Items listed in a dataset
============================================================
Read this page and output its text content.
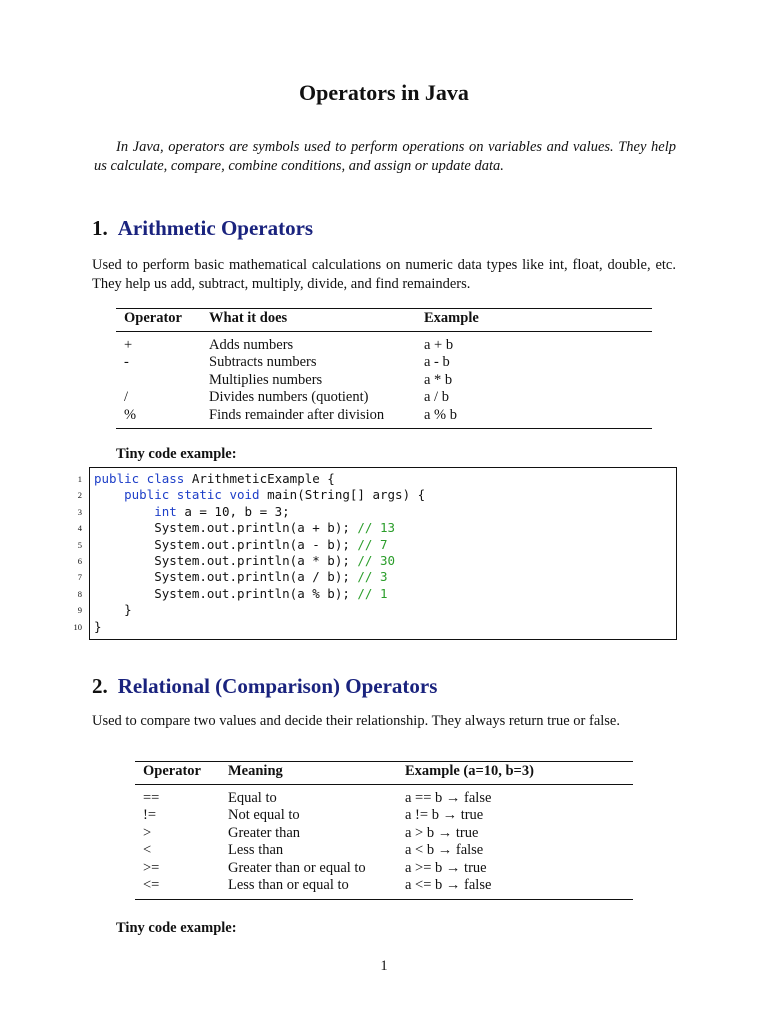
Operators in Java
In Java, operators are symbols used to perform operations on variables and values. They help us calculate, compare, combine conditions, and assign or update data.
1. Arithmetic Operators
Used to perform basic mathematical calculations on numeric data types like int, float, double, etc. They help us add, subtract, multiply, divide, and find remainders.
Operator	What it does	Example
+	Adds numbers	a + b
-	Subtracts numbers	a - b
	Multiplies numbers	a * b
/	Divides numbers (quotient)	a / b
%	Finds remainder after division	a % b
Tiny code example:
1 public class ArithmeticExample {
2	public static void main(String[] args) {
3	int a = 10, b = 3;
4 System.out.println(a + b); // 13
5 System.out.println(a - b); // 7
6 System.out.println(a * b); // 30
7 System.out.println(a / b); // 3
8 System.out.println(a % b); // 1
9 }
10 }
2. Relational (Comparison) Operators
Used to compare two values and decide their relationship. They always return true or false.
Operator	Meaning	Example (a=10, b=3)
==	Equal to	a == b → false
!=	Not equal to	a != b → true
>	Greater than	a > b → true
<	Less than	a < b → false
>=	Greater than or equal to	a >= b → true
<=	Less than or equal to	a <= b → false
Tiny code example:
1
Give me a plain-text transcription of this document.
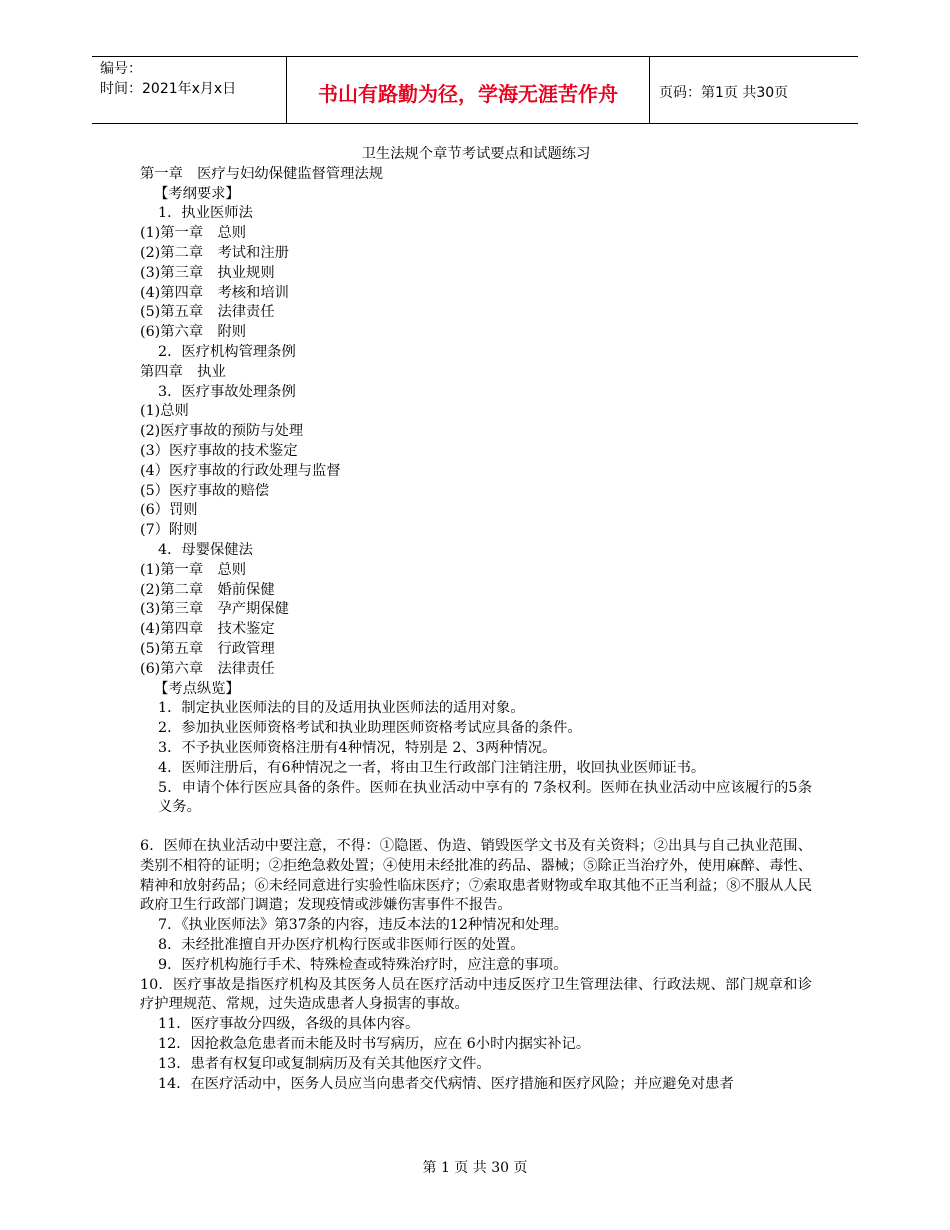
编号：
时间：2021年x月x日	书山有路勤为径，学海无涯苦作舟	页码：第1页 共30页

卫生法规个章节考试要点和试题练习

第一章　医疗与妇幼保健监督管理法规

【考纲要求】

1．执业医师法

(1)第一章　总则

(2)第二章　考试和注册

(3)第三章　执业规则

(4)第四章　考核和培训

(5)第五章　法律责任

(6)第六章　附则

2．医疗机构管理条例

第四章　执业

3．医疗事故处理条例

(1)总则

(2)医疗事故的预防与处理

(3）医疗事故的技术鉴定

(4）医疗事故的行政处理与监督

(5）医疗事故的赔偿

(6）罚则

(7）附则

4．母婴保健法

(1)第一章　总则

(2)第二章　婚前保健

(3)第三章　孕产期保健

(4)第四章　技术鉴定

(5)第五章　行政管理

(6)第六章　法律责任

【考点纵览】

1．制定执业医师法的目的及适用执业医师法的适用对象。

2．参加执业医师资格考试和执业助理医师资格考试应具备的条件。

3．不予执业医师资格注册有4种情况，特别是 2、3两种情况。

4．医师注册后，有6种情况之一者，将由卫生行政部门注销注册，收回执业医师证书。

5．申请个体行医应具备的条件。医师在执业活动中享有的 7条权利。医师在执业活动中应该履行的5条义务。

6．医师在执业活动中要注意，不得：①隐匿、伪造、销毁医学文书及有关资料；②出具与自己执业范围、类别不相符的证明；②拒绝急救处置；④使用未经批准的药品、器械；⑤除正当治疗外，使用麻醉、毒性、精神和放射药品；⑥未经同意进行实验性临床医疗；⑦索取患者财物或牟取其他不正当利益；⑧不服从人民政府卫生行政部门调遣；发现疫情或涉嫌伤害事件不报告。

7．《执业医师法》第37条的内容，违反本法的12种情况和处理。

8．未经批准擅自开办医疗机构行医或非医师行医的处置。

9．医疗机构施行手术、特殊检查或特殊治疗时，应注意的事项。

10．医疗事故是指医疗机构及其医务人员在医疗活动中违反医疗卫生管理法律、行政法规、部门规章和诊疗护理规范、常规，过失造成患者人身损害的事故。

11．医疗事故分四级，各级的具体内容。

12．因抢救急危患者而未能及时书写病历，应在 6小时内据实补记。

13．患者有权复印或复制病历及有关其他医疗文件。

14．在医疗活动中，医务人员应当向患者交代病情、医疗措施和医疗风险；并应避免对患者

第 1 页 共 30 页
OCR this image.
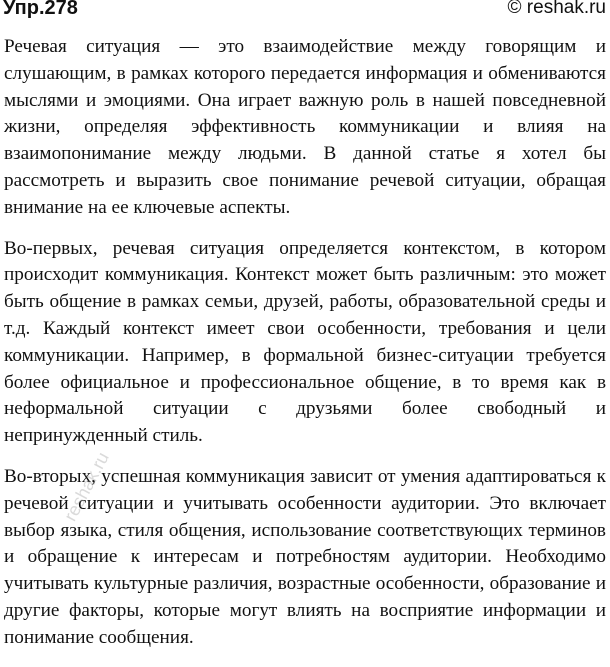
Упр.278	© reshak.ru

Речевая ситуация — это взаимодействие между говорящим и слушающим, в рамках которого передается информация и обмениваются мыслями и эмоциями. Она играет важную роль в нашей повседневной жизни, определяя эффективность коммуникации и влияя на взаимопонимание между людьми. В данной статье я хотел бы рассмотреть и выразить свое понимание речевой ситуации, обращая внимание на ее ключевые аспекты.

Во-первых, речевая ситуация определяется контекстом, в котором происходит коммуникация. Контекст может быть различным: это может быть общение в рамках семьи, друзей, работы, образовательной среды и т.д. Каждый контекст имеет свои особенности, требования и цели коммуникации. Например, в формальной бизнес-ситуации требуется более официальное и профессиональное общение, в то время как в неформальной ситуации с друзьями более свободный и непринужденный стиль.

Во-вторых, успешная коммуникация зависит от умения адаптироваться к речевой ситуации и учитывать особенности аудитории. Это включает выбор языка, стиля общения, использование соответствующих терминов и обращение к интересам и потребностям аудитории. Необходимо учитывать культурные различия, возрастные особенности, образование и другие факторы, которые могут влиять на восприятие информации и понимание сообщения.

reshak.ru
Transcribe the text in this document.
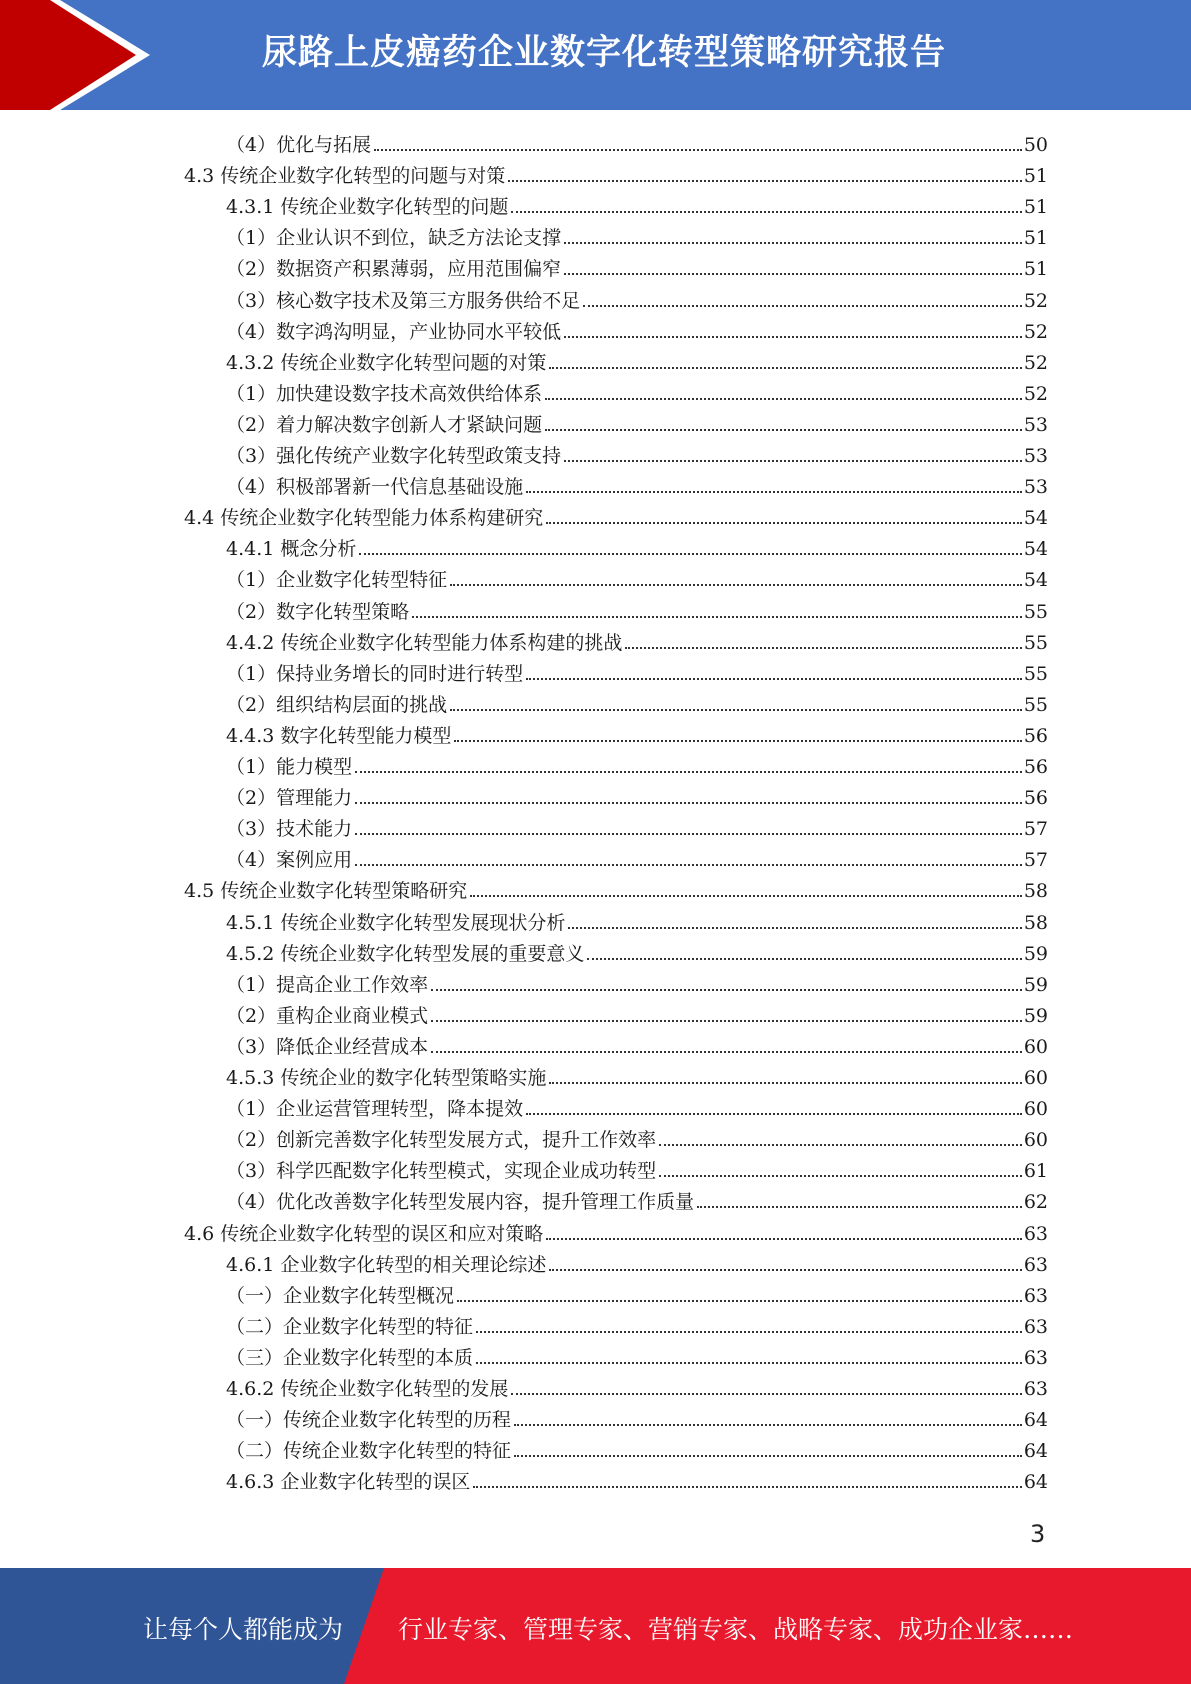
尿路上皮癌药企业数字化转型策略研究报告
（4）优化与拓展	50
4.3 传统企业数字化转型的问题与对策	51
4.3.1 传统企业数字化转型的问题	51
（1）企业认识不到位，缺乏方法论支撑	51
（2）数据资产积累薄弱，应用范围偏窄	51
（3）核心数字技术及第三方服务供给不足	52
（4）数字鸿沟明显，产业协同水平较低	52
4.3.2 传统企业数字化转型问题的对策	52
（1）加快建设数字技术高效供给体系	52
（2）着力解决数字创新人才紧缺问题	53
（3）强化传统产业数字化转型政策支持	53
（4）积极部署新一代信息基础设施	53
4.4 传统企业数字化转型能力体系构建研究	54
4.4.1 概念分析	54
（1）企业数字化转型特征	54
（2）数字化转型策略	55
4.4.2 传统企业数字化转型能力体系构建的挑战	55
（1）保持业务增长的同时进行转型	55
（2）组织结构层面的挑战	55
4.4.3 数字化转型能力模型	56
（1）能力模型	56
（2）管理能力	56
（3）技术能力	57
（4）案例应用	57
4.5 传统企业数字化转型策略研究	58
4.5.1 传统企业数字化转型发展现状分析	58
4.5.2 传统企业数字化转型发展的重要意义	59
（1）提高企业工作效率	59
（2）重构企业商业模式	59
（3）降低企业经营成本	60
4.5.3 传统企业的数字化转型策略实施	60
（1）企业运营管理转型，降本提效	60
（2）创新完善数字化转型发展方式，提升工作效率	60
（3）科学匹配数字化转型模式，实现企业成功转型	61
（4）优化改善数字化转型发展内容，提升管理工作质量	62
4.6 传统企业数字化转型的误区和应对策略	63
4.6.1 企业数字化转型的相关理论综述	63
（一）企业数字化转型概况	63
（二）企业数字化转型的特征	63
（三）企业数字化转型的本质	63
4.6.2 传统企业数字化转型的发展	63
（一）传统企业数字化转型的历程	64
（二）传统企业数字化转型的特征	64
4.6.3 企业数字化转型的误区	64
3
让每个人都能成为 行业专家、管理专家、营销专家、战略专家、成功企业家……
============================================================
= Goal =
Identify every line where the string "document" appears.

= Reply =
Give me a plain-text transcription of this document.
Transcribe the text in this document.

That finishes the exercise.